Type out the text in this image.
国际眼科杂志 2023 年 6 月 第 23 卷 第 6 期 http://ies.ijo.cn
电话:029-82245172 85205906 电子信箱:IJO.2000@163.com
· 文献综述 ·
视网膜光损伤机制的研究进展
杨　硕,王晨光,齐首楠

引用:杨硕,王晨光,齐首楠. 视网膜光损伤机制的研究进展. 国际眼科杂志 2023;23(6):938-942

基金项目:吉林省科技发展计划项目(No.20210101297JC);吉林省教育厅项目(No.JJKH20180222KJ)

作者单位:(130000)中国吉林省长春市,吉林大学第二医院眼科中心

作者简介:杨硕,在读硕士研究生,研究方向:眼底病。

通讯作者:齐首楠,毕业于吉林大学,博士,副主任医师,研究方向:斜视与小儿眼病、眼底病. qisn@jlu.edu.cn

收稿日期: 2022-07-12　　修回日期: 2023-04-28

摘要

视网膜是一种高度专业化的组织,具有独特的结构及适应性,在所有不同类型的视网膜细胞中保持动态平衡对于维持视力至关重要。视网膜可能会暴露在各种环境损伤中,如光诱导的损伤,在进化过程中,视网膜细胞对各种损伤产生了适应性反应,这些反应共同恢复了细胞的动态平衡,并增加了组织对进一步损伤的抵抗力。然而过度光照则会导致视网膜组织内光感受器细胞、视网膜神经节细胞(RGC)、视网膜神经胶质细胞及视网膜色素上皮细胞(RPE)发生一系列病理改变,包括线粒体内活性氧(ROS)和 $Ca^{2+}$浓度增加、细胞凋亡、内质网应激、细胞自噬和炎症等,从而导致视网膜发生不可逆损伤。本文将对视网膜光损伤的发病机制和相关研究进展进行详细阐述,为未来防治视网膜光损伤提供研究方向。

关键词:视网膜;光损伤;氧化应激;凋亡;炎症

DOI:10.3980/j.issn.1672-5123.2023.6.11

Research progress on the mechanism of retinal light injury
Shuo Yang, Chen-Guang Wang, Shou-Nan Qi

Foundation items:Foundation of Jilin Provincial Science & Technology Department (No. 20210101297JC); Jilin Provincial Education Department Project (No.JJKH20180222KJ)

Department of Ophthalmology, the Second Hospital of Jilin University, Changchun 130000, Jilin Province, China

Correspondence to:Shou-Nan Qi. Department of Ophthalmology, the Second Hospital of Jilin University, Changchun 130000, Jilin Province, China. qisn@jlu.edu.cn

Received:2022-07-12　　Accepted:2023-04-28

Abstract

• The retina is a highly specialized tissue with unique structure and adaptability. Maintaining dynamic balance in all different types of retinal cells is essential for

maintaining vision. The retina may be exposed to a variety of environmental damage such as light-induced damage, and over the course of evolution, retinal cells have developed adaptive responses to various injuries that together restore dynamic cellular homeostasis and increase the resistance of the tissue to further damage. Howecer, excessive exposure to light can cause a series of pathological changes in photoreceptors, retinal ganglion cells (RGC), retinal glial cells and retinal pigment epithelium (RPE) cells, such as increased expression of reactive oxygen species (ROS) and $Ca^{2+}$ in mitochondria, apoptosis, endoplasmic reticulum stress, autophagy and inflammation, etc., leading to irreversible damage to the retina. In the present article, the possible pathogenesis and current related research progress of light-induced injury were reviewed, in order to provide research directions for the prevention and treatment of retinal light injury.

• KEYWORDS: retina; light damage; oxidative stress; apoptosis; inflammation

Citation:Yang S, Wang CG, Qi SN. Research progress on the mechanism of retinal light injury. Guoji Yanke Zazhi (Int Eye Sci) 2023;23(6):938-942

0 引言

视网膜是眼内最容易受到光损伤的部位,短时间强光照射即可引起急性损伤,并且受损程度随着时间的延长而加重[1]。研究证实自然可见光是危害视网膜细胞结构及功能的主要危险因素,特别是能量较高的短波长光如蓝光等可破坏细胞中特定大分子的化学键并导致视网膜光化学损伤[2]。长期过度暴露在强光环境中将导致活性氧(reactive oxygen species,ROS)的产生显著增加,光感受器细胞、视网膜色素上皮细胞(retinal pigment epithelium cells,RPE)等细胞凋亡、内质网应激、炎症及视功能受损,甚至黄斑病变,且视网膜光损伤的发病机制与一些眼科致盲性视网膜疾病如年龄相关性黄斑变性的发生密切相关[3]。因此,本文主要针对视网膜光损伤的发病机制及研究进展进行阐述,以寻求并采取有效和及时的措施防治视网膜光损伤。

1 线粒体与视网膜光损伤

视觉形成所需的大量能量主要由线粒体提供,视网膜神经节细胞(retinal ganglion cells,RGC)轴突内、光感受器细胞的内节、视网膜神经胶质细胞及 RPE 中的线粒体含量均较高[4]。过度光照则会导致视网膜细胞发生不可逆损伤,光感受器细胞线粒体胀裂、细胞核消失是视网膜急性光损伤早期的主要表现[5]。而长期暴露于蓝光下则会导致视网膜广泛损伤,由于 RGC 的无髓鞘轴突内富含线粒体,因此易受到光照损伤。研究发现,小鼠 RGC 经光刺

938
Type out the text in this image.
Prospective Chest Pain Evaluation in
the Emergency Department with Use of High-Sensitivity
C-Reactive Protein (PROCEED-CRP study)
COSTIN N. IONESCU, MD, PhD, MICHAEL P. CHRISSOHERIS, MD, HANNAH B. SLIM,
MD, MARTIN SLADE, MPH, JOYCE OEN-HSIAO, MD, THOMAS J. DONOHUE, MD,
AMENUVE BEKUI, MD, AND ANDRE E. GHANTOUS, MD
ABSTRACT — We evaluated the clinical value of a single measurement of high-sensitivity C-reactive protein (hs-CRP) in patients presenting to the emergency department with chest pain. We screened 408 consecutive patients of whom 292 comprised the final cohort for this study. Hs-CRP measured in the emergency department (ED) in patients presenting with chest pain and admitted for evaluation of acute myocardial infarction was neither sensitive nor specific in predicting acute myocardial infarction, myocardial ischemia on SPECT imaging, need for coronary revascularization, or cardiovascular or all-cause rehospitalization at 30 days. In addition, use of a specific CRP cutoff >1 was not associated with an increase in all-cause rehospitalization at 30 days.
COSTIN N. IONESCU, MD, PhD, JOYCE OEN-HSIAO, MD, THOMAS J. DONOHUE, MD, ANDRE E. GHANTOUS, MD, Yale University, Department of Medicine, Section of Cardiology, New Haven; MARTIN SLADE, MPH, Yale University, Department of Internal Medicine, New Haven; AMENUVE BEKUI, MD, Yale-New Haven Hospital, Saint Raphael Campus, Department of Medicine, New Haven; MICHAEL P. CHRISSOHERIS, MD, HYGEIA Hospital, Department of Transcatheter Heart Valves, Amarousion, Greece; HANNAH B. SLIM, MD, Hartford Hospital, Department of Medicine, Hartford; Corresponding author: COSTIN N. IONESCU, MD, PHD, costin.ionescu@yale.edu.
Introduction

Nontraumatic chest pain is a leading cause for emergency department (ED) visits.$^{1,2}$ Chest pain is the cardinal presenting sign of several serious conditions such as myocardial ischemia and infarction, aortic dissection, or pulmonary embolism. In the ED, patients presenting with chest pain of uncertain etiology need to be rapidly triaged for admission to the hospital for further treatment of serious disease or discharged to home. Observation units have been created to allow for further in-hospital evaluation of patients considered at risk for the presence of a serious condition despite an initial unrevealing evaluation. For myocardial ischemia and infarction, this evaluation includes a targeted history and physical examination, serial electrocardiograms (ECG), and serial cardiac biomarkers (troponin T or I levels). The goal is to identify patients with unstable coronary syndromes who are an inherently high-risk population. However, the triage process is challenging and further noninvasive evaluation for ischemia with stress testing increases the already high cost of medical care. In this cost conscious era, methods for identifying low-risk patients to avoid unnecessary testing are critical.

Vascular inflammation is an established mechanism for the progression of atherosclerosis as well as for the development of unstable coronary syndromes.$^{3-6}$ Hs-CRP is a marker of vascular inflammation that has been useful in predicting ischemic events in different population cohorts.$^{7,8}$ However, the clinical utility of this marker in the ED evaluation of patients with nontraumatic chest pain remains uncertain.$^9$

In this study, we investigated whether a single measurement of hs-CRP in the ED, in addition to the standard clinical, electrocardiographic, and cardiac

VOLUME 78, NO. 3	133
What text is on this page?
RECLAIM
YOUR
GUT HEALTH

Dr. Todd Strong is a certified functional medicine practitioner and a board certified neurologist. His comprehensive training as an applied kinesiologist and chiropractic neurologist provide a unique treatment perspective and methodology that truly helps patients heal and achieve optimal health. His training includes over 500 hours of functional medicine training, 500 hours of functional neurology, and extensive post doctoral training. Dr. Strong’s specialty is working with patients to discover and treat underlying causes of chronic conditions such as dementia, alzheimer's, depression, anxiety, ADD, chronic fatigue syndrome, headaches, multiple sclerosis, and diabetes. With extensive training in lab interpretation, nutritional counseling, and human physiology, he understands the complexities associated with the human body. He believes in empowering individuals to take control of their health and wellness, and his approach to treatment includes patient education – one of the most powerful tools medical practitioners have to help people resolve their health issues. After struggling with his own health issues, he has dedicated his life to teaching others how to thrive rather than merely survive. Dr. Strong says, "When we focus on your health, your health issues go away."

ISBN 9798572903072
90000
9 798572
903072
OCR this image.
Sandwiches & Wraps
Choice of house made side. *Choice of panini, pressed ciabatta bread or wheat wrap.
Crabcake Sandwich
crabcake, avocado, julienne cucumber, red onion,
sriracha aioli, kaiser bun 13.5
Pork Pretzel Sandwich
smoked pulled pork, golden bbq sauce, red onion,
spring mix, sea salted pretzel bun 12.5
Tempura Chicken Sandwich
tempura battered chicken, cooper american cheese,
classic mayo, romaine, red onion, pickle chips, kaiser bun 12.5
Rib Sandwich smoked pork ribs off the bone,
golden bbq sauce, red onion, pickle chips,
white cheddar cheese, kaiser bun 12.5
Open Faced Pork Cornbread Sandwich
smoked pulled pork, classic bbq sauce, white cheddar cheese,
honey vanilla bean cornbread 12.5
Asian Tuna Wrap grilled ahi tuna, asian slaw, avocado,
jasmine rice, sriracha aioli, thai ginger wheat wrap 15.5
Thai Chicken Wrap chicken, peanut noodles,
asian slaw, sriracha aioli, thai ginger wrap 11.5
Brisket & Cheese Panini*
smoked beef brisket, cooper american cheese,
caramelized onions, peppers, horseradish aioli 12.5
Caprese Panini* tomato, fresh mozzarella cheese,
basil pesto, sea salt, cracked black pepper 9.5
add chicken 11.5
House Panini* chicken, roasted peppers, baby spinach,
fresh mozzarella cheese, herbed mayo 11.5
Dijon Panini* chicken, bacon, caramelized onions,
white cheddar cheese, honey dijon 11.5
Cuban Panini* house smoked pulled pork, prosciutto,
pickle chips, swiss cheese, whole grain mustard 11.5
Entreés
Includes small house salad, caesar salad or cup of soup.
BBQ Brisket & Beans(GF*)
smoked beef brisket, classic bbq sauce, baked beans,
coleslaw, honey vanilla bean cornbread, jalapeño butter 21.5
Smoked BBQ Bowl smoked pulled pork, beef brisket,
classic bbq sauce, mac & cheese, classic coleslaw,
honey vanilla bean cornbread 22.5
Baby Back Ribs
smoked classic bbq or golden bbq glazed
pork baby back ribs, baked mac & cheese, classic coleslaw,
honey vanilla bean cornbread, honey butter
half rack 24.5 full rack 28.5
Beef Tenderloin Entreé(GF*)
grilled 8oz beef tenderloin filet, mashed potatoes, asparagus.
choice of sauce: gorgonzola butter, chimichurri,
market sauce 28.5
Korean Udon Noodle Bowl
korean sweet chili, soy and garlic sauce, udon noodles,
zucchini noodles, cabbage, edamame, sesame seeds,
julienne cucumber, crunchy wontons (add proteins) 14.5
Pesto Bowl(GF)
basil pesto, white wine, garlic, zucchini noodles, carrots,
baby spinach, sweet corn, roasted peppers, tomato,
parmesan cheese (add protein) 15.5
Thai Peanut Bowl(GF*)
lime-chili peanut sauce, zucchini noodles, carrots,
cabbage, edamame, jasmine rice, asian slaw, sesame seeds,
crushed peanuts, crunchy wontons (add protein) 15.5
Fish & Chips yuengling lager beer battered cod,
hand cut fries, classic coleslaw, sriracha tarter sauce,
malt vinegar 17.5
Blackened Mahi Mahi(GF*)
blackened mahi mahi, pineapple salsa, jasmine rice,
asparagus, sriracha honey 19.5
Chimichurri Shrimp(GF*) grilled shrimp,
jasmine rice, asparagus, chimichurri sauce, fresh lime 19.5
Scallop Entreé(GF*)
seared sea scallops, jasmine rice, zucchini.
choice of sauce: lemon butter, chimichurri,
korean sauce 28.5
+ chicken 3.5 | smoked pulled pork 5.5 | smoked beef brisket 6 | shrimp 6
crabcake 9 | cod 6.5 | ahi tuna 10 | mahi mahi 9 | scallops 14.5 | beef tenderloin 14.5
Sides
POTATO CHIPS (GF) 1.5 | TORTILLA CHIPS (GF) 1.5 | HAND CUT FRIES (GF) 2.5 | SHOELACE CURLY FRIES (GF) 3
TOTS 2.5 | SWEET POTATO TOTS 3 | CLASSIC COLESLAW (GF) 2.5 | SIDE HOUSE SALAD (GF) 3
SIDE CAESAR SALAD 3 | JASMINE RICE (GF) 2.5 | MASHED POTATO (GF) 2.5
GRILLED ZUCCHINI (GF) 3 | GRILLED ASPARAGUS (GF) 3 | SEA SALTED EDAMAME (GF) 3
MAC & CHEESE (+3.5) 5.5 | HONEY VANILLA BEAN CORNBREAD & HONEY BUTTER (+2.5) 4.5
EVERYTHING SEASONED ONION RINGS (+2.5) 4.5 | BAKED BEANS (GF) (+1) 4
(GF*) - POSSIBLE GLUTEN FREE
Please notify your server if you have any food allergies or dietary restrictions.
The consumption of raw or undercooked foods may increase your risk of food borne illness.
· · · · · · ·
EXERCISE DETAILS: Look through the material above for "julienne" and copy the lines that have it.

TASK RESPONSE:
crabcake, avocado, julienne cucumber, red onion,
julienne cucumber, crunchy wontons (add proteins) 14.5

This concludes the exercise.